Stated exercise: In the material below, identify each line bearing the word "that". Reproduce those lines.

Input material:
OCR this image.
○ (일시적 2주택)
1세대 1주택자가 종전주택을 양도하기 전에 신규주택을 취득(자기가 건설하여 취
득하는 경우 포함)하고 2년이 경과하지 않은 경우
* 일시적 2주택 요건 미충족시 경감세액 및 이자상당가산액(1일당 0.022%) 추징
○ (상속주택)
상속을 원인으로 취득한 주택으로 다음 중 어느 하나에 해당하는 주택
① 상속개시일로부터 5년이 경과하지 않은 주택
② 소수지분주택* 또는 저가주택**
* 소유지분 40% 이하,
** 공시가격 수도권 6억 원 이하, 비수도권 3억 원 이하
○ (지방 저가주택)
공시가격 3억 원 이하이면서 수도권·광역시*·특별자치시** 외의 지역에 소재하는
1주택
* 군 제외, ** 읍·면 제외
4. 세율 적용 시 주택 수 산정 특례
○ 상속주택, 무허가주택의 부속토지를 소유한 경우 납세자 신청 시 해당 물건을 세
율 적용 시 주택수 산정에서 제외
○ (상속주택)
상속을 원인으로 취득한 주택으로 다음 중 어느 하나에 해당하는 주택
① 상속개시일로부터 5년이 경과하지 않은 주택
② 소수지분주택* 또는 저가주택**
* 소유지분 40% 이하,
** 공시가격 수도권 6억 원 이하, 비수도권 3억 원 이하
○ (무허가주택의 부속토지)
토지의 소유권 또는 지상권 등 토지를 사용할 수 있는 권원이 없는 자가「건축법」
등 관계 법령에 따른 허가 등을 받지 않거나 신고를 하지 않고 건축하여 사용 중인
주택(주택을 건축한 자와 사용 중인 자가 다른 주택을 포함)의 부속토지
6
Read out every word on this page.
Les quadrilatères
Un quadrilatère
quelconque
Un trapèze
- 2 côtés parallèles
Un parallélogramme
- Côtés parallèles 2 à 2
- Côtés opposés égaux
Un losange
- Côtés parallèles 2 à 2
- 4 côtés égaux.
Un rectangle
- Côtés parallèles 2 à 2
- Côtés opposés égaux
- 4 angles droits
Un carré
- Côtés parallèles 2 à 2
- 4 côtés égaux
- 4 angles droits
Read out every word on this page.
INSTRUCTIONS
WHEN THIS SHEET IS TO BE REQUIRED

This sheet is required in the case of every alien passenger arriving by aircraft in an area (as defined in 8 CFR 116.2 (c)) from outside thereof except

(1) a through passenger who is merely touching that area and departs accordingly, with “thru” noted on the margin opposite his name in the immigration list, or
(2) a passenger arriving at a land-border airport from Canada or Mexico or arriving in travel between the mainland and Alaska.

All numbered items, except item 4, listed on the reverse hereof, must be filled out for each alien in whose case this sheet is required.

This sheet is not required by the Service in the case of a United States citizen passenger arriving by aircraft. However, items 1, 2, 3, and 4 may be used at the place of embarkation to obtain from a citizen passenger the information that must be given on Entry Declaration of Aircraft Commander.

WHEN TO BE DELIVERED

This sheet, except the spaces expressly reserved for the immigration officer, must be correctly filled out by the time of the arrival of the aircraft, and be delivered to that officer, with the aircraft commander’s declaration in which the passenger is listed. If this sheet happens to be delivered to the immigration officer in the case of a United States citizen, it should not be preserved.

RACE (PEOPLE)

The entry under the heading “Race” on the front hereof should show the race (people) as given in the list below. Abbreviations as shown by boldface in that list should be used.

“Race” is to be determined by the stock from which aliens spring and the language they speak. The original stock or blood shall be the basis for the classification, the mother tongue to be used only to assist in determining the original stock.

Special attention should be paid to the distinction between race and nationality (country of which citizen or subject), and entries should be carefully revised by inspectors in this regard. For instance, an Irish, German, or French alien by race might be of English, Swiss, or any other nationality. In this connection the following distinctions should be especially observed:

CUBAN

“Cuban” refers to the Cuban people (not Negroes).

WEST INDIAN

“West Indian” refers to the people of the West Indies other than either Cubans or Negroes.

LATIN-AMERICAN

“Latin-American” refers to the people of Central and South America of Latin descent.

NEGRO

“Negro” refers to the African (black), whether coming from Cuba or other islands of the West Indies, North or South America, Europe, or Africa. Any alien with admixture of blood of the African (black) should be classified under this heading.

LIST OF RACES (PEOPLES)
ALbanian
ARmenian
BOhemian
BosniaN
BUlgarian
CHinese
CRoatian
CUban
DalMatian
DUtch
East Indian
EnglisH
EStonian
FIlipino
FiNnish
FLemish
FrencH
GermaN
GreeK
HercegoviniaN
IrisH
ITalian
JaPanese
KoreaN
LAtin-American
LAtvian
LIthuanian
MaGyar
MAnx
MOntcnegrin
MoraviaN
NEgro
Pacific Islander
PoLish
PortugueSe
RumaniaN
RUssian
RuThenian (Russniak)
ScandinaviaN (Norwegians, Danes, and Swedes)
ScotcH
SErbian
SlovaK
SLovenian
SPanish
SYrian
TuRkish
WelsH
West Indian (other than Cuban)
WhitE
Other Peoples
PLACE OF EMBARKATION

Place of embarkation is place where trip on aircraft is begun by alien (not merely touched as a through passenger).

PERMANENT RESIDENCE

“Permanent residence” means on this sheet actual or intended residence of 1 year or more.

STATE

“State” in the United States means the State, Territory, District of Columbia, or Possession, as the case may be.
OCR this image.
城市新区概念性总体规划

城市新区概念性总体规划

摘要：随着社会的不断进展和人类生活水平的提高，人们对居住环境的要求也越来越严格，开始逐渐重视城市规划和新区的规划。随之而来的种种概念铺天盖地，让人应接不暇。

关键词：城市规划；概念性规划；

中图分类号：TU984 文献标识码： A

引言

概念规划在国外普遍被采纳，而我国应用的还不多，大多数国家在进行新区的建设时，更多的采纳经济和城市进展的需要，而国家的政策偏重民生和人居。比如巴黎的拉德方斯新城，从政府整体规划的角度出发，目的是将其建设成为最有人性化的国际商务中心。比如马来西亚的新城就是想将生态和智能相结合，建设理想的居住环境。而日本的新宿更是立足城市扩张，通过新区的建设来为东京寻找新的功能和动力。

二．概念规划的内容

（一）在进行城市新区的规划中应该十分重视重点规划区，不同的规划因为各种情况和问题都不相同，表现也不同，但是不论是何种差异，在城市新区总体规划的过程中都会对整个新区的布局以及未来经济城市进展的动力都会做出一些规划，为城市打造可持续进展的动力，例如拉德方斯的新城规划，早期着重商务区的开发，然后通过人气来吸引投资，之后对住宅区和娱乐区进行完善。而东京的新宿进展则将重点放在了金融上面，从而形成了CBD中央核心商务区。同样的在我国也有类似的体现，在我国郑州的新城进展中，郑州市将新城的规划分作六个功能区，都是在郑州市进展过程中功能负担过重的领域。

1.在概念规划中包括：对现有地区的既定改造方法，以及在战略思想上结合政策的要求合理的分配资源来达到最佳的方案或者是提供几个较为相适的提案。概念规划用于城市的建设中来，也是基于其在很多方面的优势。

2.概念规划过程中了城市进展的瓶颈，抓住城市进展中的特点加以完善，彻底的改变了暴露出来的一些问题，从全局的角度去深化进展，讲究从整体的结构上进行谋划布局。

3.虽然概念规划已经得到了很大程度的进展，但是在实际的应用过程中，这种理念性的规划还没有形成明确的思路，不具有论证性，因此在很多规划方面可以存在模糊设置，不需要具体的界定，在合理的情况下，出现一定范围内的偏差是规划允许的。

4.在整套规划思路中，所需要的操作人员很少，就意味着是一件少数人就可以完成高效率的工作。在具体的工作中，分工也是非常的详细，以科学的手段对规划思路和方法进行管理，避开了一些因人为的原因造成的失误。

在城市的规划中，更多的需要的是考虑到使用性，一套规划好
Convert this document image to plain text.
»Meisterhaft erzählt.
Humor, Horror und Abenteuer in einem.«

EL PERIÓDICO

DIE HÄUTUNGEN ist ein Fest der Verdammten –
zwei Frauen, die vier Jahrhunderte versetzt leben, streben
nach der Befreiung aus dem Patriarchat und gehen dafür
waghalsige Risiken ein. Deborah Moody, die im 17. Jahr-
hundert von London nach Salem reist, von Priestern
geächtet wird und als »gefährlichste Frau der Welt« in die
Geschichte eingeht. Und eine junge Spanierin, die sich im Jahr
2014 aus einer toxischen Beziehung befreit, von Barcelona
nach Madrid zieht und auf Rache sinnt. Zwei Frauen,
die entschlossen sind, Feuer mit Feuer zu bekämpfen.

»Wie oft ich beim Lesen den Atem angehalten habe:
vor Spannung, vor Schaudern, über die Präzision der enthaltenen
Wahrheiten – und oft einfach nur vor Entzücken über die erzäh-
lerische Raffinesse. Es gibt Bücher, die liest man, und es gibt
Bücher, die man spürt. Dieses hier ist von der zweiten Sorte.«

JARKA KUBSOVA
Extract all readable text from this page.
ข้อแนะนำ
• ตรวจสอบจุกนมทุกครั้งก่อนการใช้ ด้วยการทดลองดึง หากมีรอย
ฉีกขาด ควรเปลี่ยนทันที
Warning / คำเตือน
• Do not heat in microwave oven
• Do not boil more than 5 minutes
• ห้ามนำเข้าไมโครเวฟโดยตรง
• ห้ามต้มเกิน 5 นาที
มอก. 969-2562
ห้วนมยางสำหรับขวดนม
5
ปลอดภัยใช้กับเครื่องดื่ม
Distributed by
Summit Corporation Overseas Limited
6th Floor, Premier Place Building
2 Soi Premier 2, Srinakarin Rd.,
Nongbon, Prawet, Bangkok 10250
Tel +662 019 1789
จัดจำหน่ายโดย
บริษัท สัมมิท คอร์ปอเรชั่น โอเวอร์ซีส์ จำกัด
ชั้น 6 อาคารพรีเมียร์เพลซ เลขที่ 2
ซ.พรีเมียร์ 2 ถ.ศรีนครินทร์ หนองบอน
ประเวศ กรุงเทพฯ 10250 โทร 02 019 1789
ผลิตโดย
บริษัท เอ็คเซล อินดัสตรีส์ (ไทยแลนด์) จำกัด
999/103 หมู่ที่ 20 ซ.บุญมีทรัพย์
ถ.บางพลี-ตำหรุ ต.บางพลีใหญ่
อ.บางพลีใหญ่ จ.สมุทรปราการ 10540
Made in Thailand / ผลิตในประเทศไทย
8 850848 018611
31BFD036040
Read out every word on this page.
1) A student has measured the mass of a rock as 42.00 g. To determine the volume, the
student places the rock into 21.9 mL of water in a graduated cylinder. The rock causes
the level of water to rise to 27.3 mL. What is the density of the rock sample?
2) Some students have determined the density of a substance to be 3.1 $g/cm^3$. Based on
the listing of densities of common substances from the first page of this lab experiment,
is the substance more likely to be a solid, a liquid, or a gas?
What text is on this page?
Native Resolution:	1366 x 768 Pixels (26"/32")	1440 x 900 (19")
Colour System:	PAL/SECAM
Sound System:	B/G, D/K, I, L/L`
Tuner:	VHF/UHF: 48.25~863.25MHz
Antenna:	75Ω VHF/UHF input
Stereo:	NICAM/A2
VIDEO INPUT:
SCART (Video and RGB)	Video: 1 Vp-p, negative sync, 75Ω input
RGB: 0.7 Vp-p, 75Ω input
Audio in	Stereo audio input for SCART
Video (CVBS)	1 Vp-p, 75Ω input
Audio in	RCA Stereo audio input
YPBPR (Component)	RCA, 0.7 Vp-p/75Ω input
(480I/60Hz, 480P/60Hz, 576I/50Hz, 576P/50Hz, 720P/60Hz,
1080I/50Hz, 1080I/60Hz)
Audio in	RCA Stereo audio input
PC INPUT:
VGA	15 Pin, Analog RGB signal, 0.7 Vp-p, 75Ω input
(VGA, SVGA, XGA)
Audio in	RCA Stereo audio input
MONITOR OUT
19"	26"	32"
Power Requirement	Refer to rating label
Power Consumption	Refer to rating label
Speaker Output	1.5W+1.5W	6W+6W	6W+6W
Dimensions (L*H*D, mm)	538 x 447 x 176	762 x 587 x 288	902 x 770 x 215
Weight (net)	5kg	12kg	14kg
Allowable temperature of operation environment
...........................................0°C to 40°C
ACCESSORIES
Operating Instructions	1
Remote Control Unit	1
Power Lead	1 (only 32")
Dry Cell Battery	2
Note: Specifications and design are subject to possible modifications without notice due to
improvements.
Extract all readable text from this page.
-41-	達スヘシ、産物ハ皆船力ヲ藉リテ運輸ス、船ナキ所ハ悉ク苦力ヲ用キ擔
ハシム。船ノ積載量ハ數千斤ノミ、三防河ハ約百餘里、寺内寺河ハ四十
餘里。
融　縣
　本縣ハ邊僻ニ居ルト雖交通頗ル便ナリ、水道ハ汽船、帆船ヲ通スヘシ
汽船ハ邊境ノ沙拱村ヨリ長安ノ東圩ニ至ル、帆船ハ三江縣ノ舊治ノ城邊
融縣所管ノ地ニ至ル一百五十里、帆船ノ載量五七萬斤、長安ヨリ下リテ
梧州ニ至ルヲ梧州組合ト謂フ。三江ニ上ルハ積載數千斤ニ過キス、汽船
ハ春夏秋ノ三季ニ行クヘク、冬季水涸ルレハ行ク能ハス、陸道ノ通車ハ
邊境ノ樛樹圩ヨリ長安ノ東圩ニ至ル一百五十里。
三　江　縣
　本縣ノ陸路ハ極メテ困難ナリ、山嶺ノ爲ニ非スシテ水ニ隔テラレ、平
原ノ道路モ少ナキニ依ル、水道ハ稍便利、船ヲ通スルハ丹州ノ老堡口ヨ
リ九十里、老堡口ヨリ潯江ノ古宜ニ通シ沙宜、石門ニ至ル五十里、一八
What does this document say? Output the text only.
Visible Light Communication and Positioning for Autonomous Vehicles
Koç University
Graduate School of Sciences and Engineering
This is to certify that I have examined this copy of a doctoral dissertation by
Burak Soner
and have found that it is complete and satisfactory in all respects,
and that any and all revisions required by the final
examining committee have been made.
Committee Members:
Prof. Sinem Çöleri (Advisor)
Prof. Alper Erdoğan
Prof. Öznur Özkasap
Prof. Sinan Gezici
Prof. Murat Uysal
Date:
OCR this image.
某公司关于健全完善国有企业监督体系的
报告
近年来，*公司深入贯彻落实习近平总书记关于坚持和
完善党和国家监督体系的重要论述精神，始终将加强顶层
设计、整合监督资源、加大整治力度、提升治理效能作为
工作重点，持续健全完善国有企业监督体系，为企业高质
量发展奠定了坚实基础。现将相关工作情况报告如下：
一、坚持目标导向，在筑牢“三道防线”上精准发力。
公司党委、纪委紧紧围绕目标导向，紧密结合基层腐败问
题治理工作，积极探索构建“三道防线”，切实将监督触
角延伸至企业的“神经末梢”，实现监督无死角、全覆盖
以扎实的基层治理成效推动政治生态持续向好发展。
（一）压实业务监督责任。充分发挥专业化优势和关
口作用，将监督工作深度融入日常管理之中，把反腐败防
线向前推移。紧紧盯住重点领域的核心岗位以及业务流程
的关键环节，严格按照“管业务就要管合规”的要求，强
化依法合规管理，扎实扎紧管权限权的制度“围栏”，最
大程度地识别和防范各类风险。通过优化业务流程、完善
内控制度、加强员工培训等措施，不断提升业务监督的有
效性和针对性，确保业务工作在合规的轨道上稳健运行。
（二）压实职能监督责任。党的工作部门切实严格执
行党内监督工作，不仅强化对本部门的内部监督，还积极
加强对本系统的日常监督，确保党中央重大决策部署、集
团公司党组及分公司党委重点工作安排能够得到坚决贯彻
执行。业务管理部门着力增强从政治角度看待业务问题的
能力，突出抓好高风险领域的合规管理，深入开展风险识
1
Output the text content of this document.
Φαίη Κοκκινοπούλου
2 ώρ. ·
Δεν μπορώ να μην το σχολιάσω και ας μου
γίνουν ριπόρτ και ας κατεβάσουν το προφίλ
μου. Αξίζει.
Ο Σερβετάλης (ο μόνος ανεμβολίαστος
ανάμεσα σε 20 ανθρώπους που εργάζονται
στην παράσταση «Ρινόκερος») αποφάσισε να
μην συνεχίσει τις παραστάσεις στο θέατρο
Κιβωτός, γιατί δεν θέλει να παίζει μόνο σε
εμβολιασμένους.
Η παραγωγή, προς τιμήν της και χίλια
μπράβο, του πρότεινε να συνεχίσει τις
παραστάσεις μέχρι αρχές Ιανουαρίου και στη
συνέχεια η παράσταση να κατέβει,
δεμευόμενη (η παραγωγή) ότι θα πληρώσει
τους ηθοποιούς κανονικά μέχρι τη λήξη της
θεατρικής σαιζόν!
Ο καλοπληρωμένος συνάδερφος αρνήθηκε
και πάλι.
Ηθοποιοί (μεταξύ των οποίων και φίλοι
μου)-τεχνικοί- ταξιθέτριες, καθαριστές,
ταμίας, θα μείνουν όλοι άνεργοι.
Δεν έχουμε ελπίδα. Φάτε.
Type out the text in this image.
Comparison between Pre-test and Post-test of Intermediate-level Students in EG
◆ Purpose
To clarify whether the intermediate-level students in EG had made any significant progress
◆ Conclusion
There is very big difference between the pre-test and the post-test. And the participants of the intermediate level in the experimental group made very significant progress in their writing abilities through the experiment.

Result of the task:
(1) a through passenger who is merely touching that area and departs accordingly, with “thru” noted on the margin opposite his name in the immigration list, or
This sheet is not required by the Service in the case of a United States citizen passenger arriving by aircraft. However, items 1, 2, 3, and 4 may be used at the place of embarkation to obtain from a citizen passenger the information that must be given on Entry Declaration of Aircraft Commander.
This sheet, except the spaces expressly reserved for the immigration officer, must be correctly filled out by the time of the arrival of the aircraft, and be delivered to that officer, with the aircraft commander’s declaration in which the passenger is listed. If this sheet happens to be delivered to the immigration officer in the case of a United States citizen, it should not be preserved.
The entry under the heading “Race” on the front hereof should show the race (people) as given in the list below. Abbreviations as shown by boldface in that list should be used.
This is to certify that I have examined this copy of a doctoral dissertation by
and have found that it is complete and satisfactory in all respects,
and that any and all revisions required by the final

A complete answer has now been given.